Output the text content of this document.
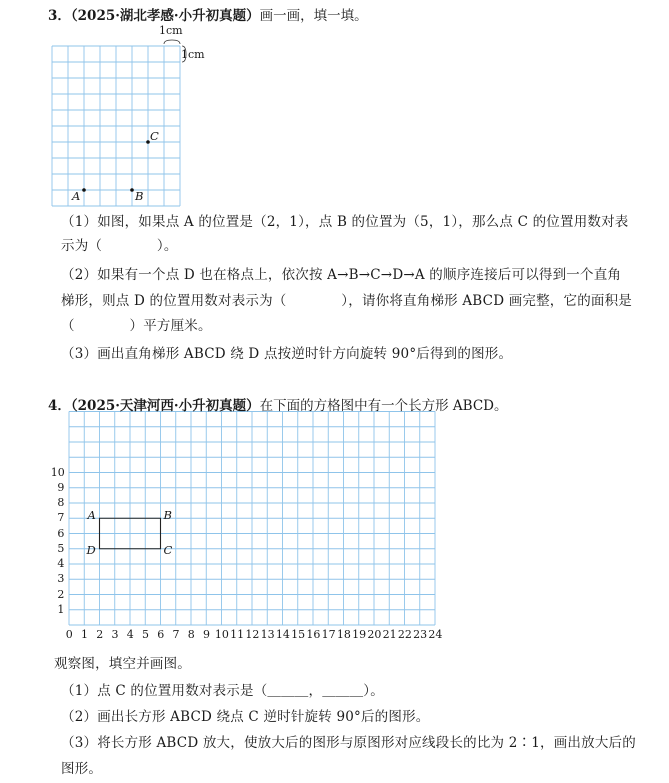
3．（2025·湖北孝感·小升初真题）画一画，填一填。
1cm
1cm
A	B
C
（1）如图，如果点 A 的位置是（2，1），点 B 的位置为（5，1），那么点 C 的位置用数对表
示为（　　　　）。
（2）如果有一个点 D 也在格点上，依次按 A→B→C→D→A 的顺序连接后可以得到一个直角
梯形，则点 D 的位置用数对表示为（　　　　），请你将直角梯形 ABCD 画完整，它的面积是
（　　　　）平方厘米。
（3）画出直角梯形 ABCD 绕 D 点按逆时针方向旋转 90°后得到的图形。
4．（2025·天津河西·小升初真题）在下面的方格图中有一个长方形 ABCD。
0 1 2 3 4 5 6 7 8 9 10 11 12 13 14 15 16 17 18 19 20 21 22 23 24
1
2
3
4
5
6
7
8
9
10
A	B
C
D
观察图，填空并画图。
（1）点 C 的位置用数对表示是（＿＿＿，＿＿＿）。
（2）画出长方形 ABCD 绕点 C 逆时针旋转 90°后的图形。
（3）将长方形 ABCD 放大，使放大后的图形与原图形对应线段长的比为 2∶1，画出放大后的
图形。
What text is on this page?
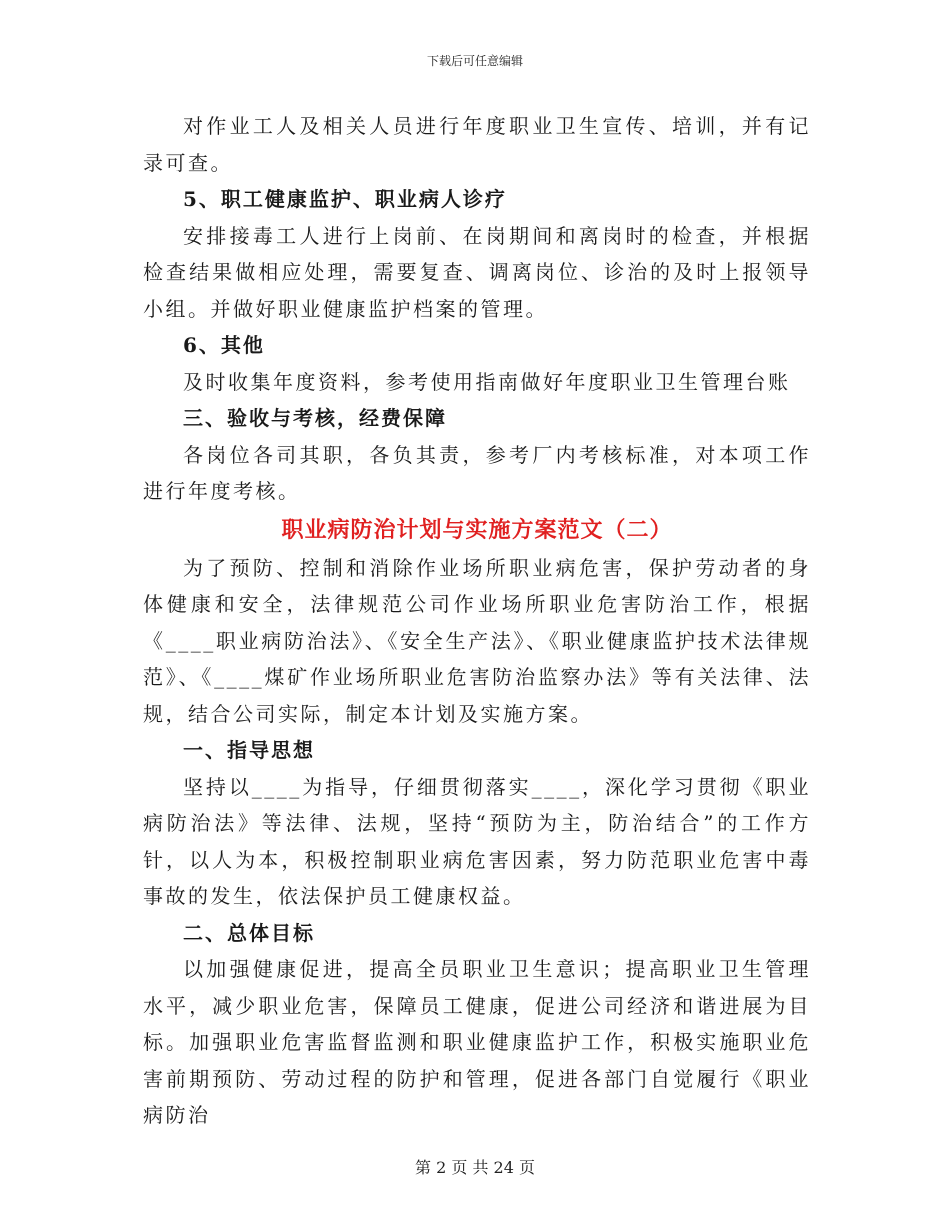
下载后可任意编辑

对作业工人及相关人员进行年度职业卫生宣传、培训，并有记录可查。

5、职工健康监护、职业病人诊疗

安排接毒工人进行上岗前、在岗期间和离岗时的检查，并根据检查结果做相应处理，需要复查、调离岗位、诊治的及时上报领导小组。并做好职业健康监护档案的管理。

6、其他

及时收集年度资料，参考使用指南做好年度职业卫生管理台账

三、验收与考核，经费保障

各岗位各司其职，各负其责，参考厂内考核标准，对本项工作进行年度考核。

职业病防治计划与实施方案范文（二）

为了预防、控制和消除作业场所职业病危害，保护劳动者的身体健康和安全，法律规范公司作业场所职业危害防治工作，根据《____职业病防治法》、《安全生产法》、《职业健康监护技术法律规范》、《____煤矿作业场所职业危害防治监察办法》等有关法律、法规，结合公司实际，制定本计划及实施方案。

一、指导思想

坚持以____为指导，仔细贯彻落实____，深化学习贯彻《职业病防治法》等法律、法规，坚持“预防为主，防治结合”的工作方针，以人为本，积极控制职业病危害因素，努力防范职业危害中毒事故的发生，依法保护员工健康权益。

二、总体目标

以加强健康促进，提高全员职业卫生意识；提高职业卫生管理水平，减少职业危害，保障员工健康，促进公司经济和谐进展为目标。加强职业危害监督监测和职业健康监护工作，积极实施职业危害前期预防、劳动过程的防护和管理，促进各部门自觉履行《职业病防治

第 2 页 共 24 页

· · · · ·

=== Set exercise ===
For each line in the data above that contains the string "this", extract the line.

=== Worked answer ===
Output the text content of this document.
What text is on this page?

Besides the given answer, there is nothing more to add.